[Items listed in a dataset]
=-=-=-=-=
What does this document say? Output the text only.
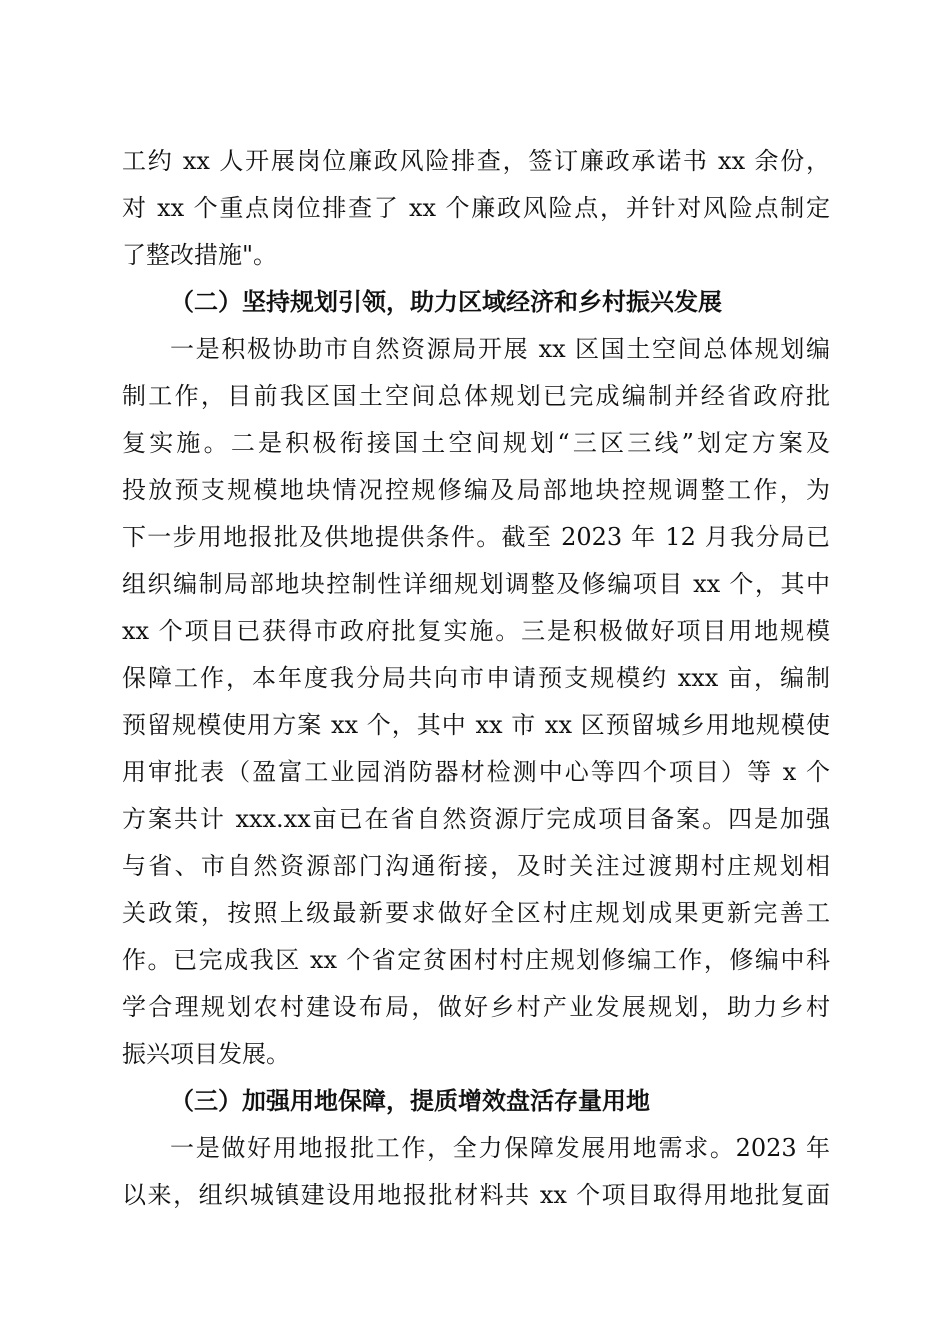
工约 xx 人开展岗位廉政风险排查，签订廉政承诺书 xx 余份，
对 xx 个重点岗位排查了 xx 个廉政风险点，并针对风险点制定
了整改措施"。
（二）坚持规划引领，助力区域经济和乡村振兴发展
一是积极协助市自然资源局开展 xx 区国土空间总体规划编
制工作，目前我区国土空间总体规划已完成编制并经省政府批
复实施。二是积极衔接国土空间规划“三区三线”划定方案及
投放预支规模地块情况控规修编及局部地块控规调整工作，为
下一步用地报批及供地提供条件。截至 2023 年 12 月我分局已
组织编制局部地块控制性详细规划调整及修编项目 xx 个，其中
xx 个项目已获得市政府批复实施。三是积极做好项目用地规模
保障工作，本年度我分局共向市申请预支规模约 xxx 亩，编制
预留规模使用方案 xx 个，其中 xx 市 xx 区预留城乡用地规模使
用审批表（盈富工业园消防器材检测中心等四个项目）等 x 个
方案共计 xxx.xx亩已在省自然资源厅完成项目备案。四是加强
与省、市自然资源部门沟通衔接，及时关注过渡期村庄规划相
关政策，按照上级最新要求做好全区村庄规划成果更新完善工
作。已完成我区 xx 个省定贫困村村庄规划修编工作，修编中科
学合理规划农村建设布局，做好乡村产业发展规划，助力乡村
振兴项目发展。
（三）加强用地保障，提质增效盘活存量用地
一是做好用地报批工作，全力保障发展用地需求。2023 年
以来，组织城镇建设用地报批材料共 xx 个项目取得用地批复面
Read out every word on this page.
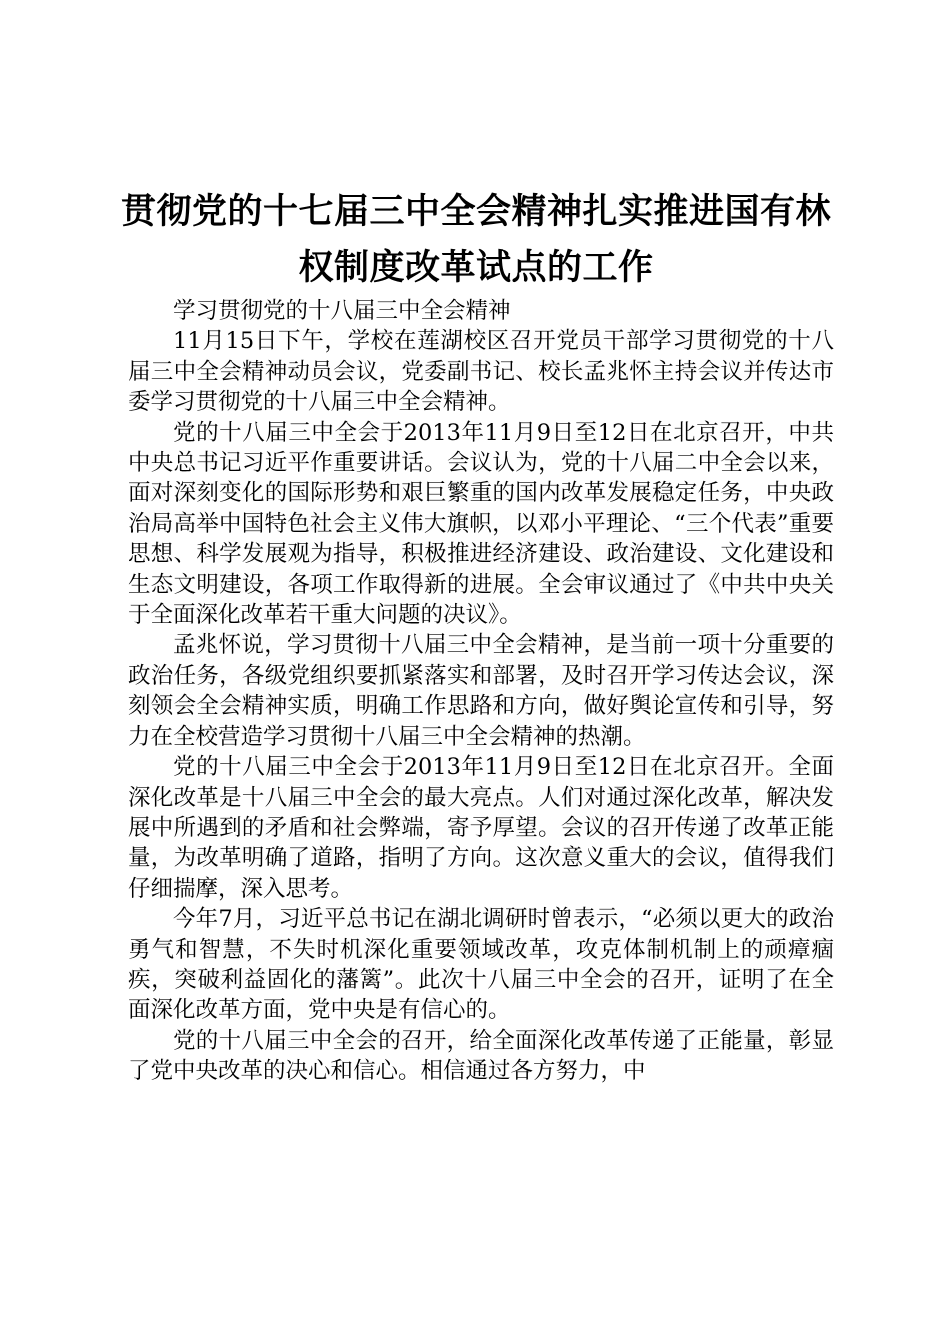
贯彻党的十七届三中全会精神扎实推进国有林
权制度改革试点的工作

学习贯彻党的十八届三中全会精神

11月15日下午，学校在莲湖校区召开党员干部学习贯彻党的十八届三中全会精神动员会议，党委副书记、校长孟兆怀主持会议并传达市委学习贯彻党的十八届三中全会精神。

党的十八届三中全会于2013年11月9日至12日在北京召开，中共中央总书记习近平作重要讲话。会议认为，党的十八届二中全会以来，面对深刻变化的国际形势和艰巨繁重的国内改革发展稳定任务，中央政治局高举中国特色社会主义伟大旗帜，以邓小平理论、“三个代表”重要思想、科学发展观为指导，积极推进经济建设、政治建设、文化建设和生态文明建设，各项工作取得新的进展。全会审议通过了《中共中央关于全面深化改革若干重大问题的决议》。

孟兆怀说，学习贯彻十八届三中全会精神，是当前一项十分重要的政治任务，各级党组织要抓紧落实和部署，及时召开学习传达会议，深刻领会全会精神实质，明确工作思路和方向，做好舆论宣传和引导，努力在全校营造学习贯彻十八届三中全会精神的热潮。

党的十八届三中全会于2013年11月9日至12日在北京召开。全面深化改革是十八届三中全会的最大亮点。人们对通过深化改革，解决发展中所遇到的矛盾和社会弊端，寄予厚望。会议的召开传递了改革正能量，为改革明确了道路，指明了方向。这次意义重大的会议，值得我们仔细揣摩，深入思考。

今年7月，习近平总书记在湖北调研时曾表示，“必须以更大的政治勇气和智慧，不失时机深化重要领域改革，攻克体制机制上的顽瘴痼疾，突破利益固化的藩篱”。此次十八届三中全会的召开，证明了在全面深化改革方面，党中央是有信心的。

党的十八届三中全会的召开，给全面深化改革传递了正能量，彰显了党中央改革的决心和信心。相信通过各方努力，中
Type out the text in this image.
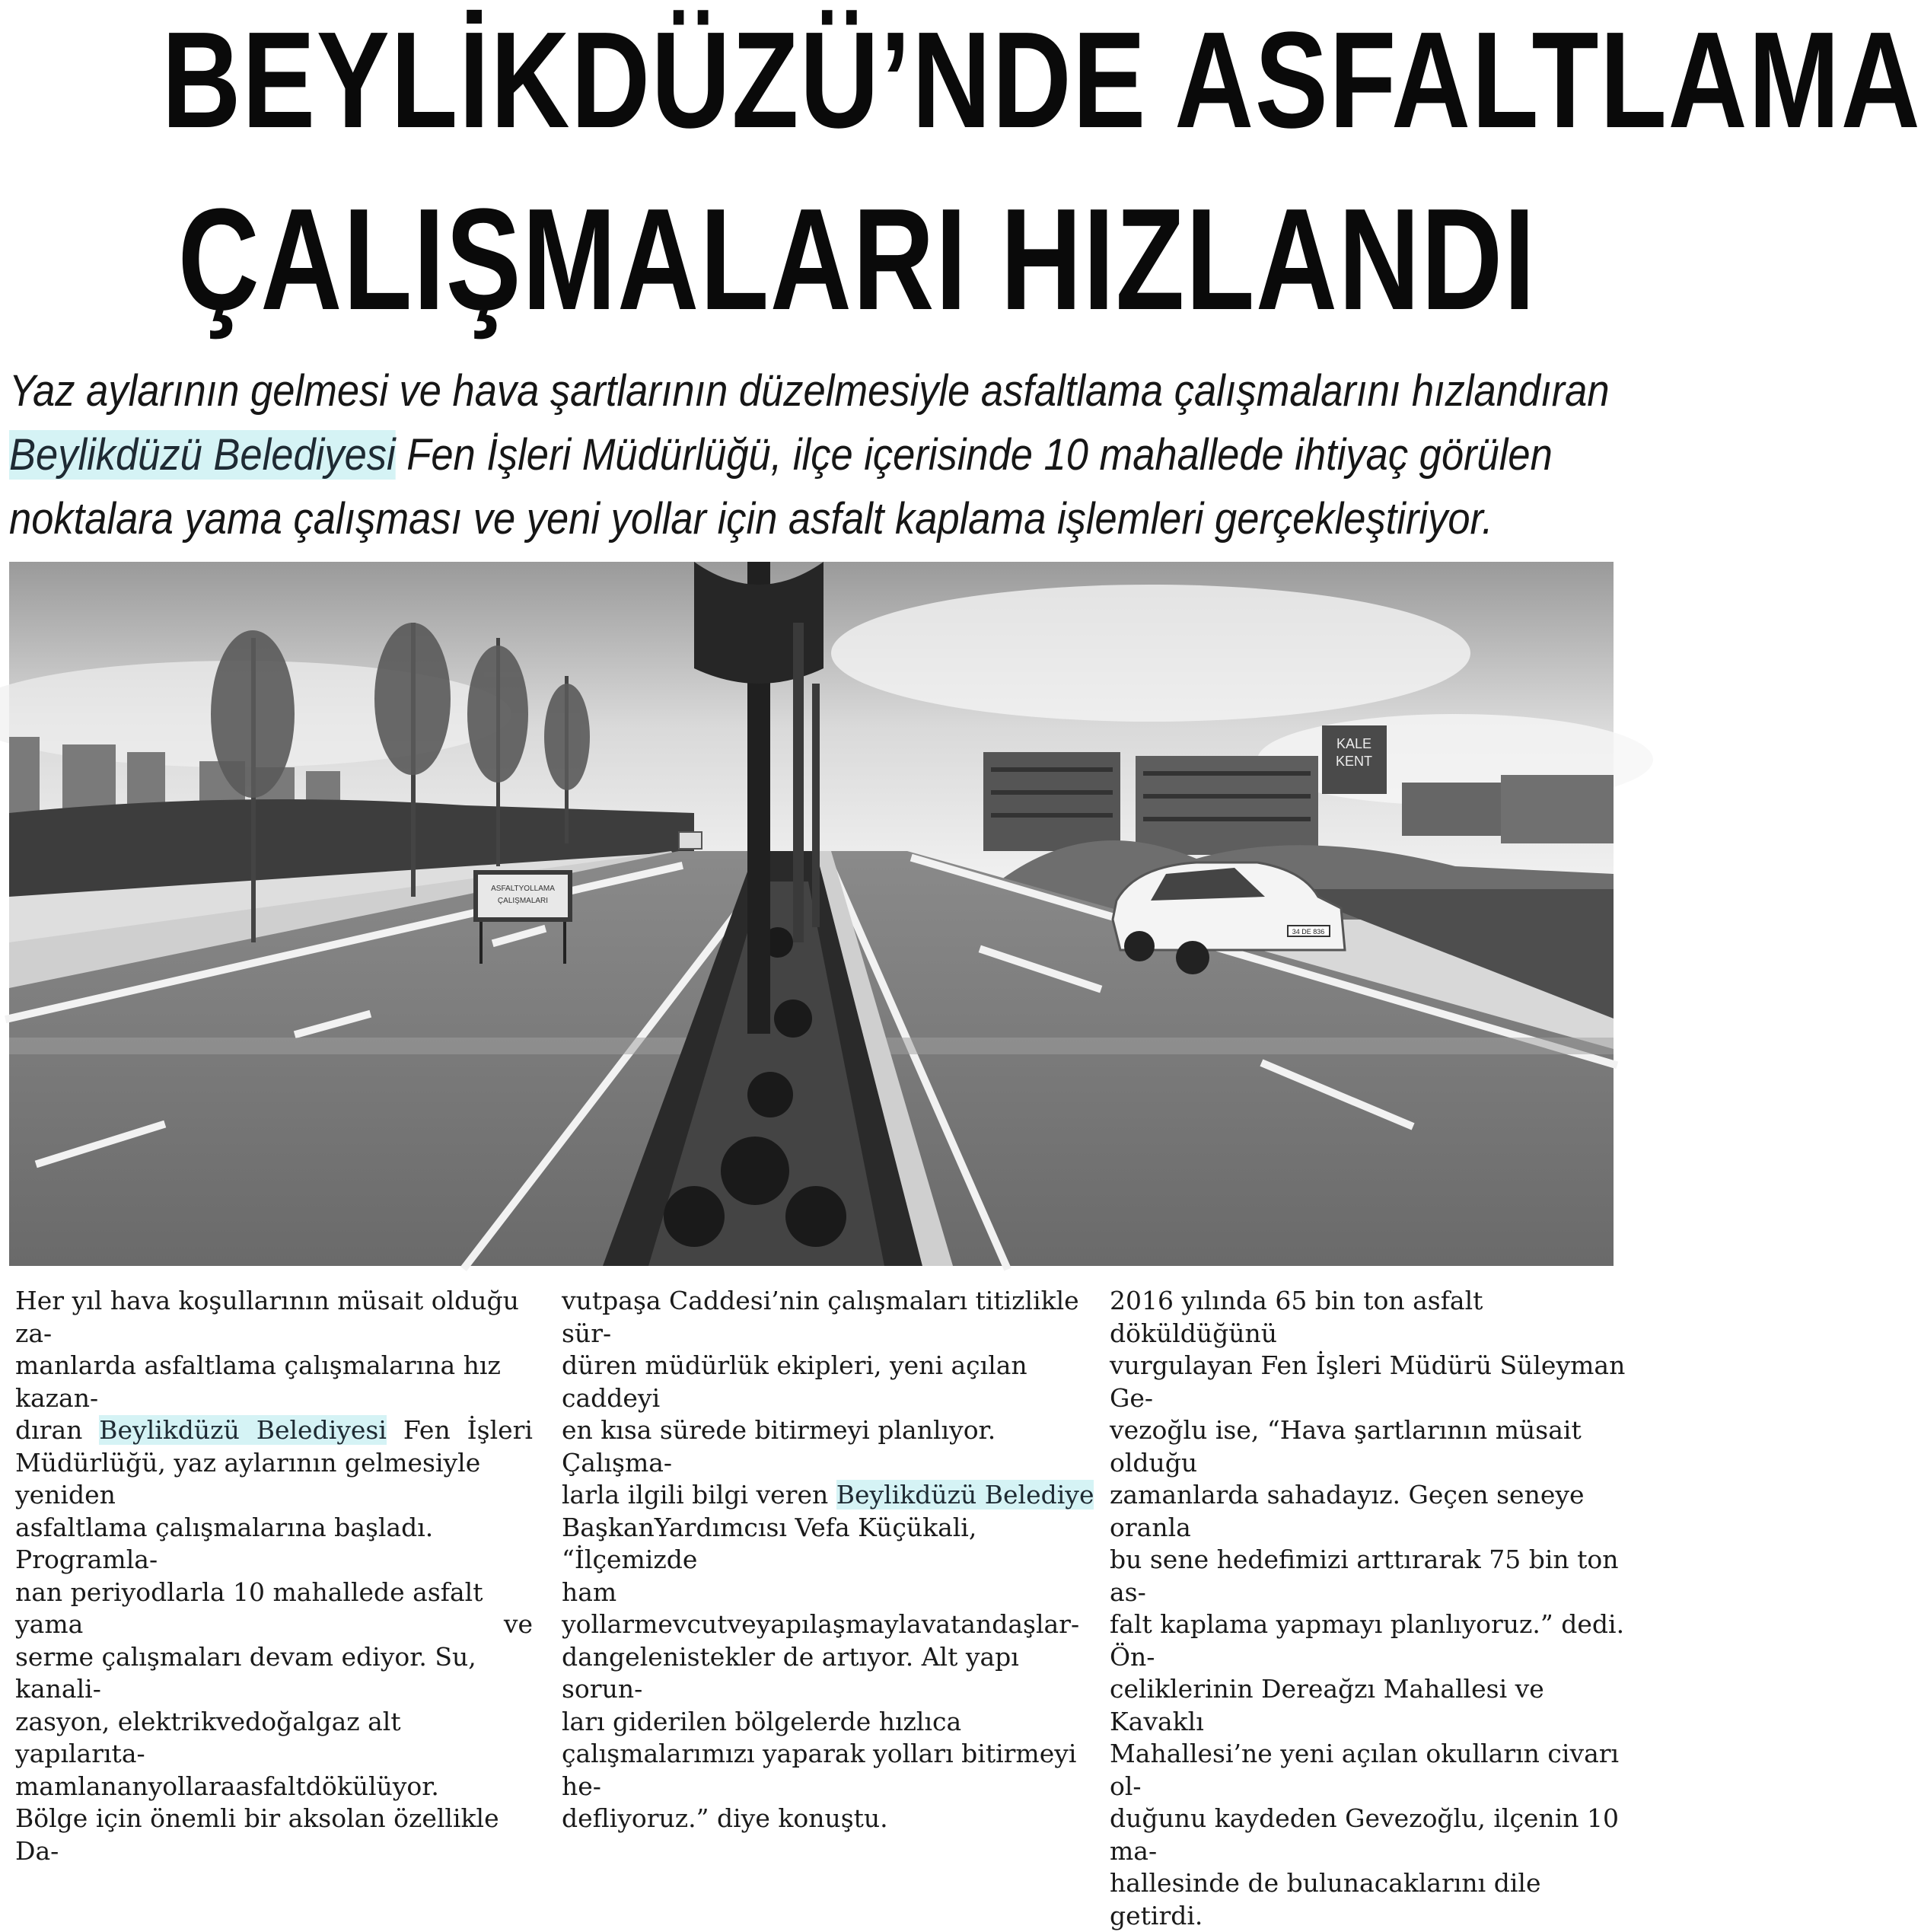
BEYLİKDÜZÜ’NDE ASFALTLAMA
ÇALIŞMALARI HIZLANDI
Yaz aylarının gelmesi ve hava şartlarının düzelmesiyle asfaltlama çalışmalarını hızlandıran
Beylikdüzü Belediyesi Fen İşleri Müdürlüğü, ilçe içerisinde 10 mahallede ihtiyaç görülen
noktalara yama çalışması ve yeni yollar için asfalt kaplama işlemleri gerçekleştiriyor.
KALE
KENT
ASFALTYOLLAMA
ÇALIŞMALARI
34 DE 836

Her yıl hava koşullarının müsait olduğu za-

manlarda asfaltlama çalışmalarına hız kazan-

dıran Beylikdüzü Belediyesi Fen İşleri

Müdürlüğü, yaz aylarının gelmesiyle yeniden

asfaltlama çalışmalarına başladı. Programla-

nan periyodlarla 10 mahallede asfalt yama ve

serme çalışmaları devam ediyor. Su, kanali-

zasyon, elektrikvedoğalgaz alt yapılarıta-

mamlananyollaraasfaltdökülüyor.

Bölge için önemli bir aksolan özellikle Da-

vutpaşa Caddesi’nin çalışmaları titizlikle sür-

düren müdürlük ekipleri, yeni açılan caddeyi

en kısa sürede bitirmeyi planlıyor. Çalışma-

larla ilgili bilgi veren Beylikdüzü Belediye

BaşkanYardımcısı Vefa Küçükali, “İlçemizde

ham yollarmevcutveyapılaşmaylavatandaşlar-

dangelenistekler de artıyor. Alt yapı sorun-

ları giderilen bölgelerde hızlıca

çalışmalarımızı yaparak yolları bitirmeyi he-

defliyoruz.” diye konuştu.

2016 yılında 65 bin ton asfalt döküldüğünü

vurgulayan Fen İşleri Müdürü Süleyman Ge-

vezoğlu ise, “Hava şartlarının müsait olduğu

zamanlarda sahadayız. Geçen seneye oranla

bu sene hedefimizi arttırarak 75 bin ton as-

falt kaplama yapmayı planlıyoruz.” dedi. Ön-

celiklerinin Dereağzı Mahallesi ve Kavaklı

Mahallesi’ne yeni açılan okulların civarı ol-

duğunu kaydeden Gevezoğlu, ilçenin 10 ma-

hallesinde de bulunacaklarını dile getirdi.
=-=-=-=-=
» **Problem**
Copy the material above exactly and drop the pictures.

» **Written solution**
What does this document say? Output the text only.
工约 xx 人开展岗位廉政风险排查，签订廉政承诺书 xx 余份，
对 xx 个重点岗位排查了 xx 个廉政风险点，并针对风险点制定
了整改措施"。
（二）坚持规划引领，助力区域经济和乡村振兴发展
一是积极协助市自然资源局开展 xx 区国土空间总体规划编
制工作，目前我区国土空间总体规划已完成编制并经省政府批
复实施。二是积极衔接国土空间规划“三区三线”划定方案及
投放预支规模地块情况控规修编及局部地块控规调整工作，为
下一步用地报批及供地提供条件。截至 2023 年 12 月我分局已
组织编制局部地块控制性详细规划调整及修编项目 xx 个，其中
xx 个项目已获得市政府批复实施。三是积极做好项目用地规模
保障工作，本年度我分局共向市申请预支规模约 xxx 亩，编制
预留规模使用方案 xx 个，其中 xx 市 xx 区预留城乡用地规模使
用审批表（盈富工业园消防器材检测中心等四个项目）等 x 个
方案共计 xxx.xx亩已在省自然资源厅完成项目备案。四是加强
与省、市自然资源部门沟通衔接，及时关注过渡期村庄规划相
关政策，按照上级最新要求做好全区村庄规划成果更新完善工
作。已完成我区 xx 个省定贫困村村庄规划修编工作，修编中科
学合理规划农村建设布局，做好乡村产业发展规划，助力乡村
振兴项目发展。
（三）加强用地保障，提质增效盘活存量用地
一是做好用地报批工作，全力保障发展用地需求。2023 年
以来，组织城镇建设用地报批材料共 xx 个项目取得用地批复面
Read out every word on this page.
贯彻党的十七届三中全会精神扎实推进国有林
权制度改革试点的工作

学习贯彻党的十八届三中全会精神

11月15日下午，学校在莲湖校区召开党员干部学习贯彻党的十八届三中全会精神动员会议，党委副书记、校长孟兆怀主持会议并传达市委学习贯彻党的十八届三中全会精神。

党的十八届三中全会于2013年11月9日至12日在北京召开，中共中央总书记习近平作重要讲话。会议认为，党的十八届二中全会以来，面对深刻变化的国际形势和艰巨繁重的国内改革发展稳定任务，中央政治局高举中国特色社会主义伟大旗帜，以邓小平理论、“三个代表”重要思想、科学发展观为指导，积极推进经济建设、政治建设、文化建设和生态文明建设，各项工作取得新的进展。全会审议通过了《中共中央关于全面深化改革若干重大问题的决议》。

孟兆怀说，学习贯彻十八届三中全会精神，是当前一项十分重要的政治任务，各级党组织要抓紧落实和部署，及时召开学习传达会议，深刻领会全会精神实质，明确工作思路和方向，做好舆论宣传和引导，努力在全校营造学习贯彻十八届三中全会精神的热潮。

党的十八届三中全会于2013年11月9日至12日在北京召开。全面深化改革是十八届三中全会的最大亮点。人们对通过深化改革，解决发展中所遇到的矛盾和社会弊端，寄予厚望。会议的召开传递了改革正能量，为改革明确了道路，指明了方向。这次意义重大的会议，值得我们仔细揣摩，深入思考。

今年7月，习近平总书记在湖北调研时曾表示，“必须以更大的政治勇气和智慧，不失时机深化重要领域改革，攻克体制机制上的顽瘴痼疾，突破利益固化的藩篱”。此次十八届三中全会的召开，证明了在全面深化改革方面，党中央是有信心的。

党的十八届三中全会的召开，给全面深化改革传递了正能量，彰显了党中央改革的决心和信心。相信通过各方努力，中
Type out the text in this image.
BEYLİKDÜZÜ’NDE ASFALTLAMA
ÇALIŞMALARI HIZLANDI
Yaz aylarının gelmesi ve hava şartlarının düzelmesiyle asfaltlama çalışmalarını hızlandıran
Beylikdüzü Belediyesi Fen İşleri Müdürlüğü, ilçe içerisinde 10 mahallede ihtiyaç görülen
noktalara yama çalışması ve yeni yollar için asfalt kaplama işlemleri gerçekleştiriyor.
KALE
KENT
ASFALTYOLLAMA
ÇALIŞMALARI
34 DE 836

Her yıl hava koşullarının müsait olduğu za-

manlarda asfaltlama çalışmalarına hız kazan-

dıran Beylikdüzü Belediyesi Fen İşleri

Müdürlüğü, yaz aylarının gelmesiyle yeniden

asfaltlama çalışmalarına başladı. Programla-

nan periyodlarla 10 mahallede asfalt yama ve

serme çalışmaları devam ediyor. Su, kanali-

zasyon, elektrikvedoğalgaz alt yapılarıta-

mamlananyollaraasfaltdökülüyor.

Bölge için önemli bir aksolan özellikle Da-

vutpaşa Caddesi’nin çalışmaları titizlikle sür-

düren müdürlük ekipleri, yeni açılan caddeyi

en kısa sürede bitirmeyi planlıyor. Çalışma-

larla ilgili bilgi veren Beylikdüzü Belediye

BaşkanYardımcısı Vefa Küçükali, “İlçemizde

ham yollarmevcutveyapılaşmaylavatandaşlar-

dangelenistekler de artıyor. Alt yapı sorun-

ları giderilen bölgelerde hızlıca

çalışmalarımızı yaparak yolları bitirmeyi he-

defliyoruz.” diye konuştu.

2016 yılında 65 bin ton asfalt döküldüğünü

vurgulayan Fen İşleri Müdürü Süleyman Ge-

vezoğlu ise, “Hava şartlarının müsait olduğu

zamanlarda sahadayız. Geçen seneye oranla

bu sene hedefimizi arttırarak 75 bin ton as-

falt kaplama yapmayı planlıyoruz.” dedi. Ön-

celiklerinin Dereağzı Mahallesi ve Kavaklı

Mahallesi’ne yeni açılan okulların civarı ol-

duğunu kaydeden Gevezoğlu, ilçenin 10 ma-

hallesinde de bulunacaklarını dile getirdi.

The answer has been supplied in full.